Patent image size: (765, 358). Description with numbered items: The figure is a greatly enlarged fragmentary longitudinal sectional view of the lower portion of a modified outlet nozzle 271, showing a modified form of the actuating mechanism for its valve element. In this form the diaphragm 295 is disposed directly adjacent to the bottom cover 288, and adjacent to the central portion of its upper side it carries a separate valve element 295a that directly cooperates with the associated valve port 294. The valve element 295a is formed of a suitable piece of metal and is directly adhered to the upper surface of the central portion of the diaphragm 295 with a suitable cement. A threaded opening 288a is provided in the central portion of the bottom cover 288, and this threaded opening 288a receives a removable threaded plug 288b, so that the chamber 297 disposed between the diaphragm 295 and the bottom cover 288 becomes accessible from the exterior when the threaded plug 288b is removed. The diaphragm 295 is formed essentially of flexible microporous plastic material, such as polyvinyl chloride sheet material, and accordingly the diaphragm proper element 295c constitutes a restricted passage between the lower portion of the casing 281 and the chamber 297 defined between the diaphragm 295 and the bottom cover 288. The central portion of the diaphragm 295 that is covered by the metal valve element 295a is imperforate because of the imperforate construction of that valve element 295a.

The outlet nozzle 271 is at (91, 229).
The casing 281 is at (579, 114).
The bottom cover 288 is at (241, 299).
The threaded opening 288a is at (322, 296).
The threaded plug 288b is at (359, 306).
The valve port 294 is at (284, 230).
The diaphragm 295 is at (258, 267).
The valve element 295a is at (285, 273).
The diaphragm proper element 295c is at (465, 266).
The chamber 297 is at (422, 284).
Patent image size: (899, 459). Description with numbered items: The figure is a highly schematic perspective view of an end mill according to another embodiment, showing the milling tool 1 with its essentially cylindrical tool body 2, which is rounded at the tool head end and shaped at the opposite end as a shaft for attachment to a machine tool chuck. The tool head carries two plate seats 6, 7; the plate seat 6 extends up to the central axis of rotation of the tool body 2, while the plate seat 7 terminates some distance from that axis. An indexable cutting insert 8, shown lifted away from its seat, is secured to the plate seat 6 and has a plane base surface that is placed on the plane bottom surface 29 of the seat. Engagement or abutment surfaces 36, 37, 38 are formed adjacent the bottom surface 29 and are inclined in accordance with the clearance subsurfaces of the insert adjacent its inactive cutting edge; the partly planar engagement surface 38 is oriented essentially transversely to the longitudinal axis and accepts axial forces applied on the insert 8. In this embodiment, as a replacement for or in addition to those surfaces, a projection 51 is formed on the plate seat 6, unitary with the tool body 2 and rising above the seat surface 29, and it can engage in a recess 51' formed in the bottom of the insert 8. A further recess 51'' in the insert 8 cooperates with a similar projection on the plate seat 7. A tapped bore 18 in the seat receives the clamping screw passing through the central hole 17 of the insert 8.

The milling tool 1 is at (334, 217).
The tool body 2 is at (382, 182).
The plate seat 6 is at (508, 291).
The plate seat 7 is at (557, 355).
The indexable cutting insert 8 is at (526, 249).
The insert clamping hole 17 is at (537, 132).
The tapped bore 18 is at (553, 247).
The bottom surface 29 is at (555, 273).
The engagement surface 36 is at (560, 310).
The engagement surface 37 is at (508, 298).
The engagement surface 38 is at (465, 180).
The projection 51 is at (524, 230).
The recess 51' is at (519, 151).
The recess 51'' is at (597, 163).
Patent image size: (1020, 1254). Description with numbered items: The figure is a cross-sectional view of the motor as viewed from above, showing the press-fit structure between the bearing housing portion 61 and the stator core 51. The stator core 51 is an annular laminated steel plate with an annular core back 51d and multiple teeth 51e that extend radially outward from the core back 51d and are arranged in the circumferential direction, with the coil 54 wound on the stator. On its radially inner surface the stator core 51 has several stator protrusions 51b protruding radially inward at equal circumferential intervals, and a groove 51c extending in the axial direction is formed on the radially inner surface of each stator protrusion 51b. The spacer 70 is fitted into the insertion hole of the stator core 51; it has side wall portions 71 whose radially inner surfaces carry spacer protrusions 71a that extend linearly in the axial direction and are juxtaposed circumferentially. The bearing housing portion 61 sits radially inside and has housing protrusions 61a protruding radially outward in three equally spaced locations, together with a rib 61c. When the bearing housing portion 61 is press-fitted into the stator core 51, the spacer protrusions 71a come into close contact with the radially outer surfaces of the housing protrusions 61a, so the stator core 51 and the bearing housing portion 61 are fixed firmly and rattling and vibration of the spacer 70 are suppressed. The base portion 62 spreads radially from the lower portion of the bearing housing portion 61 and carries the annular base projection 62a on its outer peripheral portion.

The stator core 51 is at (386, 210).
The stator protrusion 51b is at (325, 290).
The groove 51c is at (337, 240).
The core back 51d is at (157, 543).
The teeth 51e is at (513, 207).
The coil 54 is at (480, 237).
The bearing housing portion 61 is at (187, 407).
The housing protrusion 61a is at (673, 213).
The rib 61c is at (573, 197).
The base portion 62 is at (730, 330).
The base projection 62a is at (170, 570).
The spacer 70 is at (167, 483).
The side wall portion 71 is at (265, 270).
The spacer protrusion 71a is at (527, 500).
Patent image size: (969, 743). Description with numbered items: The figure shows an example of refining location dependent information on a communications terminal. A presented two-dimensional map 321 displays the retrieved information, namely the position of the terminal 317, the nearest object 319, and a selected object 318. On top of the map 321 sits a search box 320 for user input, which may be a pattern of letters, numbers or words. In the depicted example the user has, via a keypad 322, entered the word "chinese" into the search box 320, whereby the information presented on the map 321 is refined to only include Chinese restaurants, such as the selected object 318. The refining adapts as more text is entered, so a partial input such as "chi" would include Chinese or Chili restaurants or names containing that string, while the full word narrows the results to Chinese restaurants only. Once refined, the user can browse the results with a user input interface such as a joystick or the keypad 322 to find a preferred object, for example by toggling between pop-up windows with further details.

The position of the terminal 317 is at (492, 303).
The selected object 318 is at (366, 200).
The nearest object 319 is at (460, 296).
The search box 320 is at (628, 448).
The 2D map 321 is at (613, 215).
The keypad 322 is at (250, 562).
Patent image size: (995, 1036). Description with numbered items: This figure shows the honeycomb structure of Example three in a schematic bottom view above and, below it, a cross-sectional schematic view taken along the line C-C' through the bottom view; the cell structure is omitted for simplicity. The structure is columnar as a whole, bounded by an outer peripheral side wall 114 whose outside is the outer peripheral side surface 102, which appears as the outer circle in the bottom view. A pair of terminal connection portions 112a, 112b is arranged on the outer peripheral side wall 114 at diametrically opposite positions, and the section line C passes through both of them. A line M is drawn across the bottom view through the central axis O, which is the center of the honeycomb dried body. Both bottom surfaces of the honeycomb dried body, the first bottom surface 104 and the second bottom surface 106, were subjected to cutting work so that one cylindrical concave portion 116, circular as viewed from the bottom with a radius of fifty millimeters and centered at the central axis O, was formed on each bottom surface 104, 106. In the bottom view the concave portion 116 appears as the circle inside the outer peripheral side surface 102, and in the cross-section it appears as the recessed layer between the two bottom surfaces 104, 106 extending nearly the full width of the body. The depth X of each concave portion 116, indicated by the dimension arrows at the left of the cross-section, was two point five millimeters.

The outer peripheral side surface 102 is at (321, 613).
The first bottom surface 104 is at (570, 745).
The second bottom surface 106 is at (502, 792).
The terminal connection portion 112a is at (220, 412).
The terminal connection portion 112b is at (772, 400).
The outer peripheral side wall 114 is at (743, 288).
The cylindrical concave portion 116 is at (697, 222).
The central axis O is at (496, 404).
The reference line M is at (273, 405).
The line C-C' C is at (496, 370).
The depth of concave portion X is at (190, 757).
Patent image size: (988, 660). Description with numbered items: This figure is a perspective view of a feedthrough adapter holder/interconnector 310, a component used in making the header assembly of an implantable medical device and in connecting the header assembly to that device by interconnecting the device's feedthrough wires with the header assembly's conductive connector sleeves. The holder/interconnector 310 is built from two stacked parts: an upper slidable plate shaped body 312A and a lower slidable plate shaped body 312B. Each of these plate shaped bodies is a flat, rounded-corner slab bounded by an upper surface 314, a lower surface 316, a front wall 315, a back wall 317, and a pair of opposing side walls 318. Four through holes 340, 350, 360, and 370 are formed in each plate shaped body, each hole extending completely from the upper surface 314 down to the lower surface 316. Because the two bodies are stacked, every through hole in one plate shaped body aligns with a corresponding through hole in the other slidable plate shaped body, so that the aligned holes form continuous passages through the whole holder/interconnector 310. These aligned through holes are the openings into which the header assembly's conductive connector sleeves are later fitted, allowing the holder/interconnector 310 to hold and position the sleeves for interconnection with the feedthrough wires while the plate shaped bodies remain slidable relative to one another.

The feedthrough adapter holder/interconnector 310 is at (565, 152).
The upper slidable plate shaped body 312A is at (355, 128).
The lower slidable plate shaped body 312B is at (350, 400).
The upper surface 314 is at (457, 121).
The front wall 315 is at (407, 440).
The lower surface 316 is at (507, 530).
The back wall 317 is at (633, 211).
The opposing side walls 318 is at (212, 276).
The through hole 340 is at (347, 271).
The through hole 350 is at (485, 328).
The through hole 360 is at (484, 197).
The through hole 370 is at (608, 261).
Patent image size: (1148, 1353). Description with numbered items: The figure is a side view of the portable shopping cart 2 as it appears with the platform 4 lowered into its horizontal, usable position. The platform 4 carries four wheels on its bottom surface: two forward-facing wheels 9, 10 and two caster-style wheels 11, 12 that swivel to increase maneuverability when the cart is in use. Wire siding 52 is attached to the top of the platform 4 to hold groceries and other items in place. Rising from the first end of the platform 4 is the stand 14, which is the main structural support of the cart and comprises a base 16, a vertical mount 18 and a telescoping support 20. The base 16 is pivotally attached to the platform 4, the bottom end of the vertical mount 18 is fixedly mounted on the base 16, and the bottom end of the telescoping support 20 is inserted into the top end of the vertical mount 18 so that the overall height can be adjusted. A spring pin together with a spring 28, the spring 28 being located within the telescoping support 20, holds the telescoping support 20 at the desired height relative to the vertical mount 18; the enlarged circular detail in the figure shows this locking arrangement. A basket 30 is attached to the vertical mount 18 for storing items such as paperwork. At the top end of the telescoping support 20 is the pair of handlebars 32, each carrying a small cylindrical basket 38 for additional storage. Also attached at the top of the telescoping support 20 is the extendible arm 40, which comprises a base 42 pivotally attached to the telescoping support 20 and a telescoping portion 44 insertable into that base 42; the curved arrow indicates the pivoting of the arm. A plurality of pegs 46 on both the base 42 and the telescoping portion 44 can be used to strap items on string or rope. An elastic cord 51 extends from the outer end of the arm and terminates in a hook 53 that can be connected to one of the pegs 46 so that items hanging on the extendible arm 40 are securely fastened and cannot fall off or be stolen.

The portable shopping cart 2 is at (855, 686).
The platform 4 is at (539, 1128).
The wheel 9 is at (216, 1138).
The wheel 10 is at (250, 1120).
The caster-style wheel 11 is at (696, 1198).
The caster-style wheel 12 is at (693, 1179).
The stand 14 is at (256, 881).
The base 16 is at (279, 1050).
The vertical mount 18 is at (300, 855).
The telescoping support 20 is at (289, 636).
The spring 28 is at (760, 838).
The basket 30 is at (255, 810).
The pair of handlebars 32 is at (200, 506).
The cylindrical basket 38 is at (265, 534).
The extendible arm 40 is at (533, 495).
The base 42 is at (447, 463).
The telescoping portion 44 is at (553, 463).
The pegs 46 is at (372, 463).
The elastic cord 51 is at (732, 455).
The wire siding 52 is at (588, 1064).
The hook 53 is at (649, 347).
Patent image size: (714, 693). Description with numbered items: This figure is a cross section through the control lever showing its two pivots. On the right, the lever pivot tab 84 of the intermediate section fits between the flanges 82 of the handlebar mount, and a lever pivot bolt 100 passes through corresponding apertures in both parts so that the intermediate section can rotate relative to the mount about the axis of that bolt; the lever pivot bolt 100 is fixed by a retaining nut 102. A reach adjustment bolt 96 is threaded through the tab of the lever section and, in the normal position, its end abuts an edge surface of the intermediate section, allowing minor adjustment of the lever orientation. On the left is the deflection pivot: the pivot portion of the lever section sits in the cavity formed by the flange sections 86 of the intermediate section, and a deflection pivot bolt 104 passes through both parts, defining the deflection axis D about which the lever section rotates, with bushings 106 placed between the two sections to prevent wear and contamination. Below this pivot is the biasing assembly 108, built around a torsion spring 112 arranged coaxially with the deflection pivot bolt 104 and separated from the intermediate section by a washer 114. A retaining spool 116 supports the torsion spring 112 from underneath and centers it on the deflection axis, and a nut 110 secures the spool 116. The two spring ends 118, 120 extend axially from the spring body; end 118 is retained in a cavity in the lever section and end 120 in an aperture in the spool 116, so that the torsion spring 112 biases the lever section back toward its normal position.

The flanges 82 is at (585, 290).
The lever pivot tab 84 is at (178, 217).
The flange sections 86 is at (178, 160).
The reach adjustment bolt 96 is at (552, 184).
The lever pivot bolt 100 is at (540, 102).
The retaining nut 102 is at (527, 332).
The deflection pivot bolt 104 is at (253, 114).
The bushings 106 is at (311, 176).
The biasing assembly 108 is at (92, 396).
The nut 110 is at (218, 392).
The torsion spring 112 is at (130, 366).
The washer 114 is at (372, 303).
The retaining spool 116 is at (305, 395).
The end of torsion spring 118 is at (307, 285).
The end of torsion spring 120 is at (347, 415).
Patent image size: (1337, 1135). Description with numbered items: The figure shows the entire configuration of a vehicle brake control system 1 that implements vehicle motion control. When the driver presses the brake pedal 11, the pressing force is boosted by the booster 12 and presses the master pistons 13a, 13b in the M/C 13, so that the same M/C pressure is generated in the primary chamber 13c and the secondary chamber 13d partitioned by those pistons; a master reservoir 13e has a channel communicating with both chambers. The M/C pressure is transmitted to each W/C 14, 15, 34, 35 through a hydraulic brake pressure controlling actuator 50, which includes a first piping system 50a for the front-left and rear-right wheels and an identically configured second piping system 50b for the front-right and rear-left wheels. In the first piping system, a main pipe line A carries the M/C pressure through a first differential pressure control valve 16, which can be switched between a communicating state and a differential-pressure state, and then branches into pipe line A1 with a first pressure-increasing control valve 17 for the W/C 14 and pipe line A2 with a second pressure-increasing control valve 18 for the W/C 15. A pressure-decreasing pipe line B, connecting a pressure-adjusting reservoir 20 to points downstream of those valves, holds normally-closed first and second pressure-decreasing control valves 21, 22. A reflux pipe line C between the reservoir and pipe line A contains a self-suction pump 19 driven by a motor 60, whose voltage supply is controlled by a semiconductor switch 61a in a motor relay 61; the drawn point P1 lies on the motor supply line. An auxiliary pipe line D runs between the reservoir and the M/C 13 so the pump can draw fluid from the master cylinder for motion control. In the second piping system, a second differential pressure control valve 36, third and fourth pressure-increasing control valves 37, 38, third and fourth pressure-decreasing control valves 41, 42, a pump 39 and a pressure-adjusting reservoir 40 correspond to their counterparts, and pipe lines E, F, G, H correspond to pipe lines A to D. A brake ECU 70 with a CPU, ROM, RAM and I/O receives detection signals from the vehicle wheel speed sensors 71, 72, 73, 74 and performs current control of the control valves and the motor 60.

====

§ **Work to complete**: Render everything from the line containing "Patent image size: (969, 743)." down to the line containing "The keypad 322 is at (250, 562)." as a Markdown table with the columns Row and Line. Number each row and leave out blank lines.

§ **Final answer**:
| Row | Line |
|---|---|
| 1 | Patent image size: (969, 743). Description with numbered items: The figure shows an example of refining location dependent information on a communications terminal. A presented two-dimensional map 321 displays the retrieved information, namely the position of the terminal 317, the nearest object 319, and a selected object 318. On top of the map 321 sits a search box 320 for user input, which may be a pattern of letters, numbers or words. In the depicted example the user has, via a keypad 322, entered the word "chinese" into the search box 320, whereby the information presented on the map 321 is refined to only include Chinese restaurants, such as the selected object 318. The refining adapts as more text is entered, so a partial input such as "chi" would include Chinese or Chili restaurants or names containing that string, while the full word narrows the results to Chinese restaurants only. Once refined, the user can browse the results with a user input interface such as a joystick or the keypad 322 to find a preferred object, for example by toggling between pop-up windows with further details. |
| 2 | The position of the terminal 317 is at (492, 303). |
| 3 | The selected object 318 is at (366, 200). |
| 4 | The nearest object 319 is at (460, 296). |
| 5 | The search box 320 is at (628, 448). |
| 6 | The 2D map 321 is at (613, 215). |
| 7 | The keypad 322 is at (250, 562). |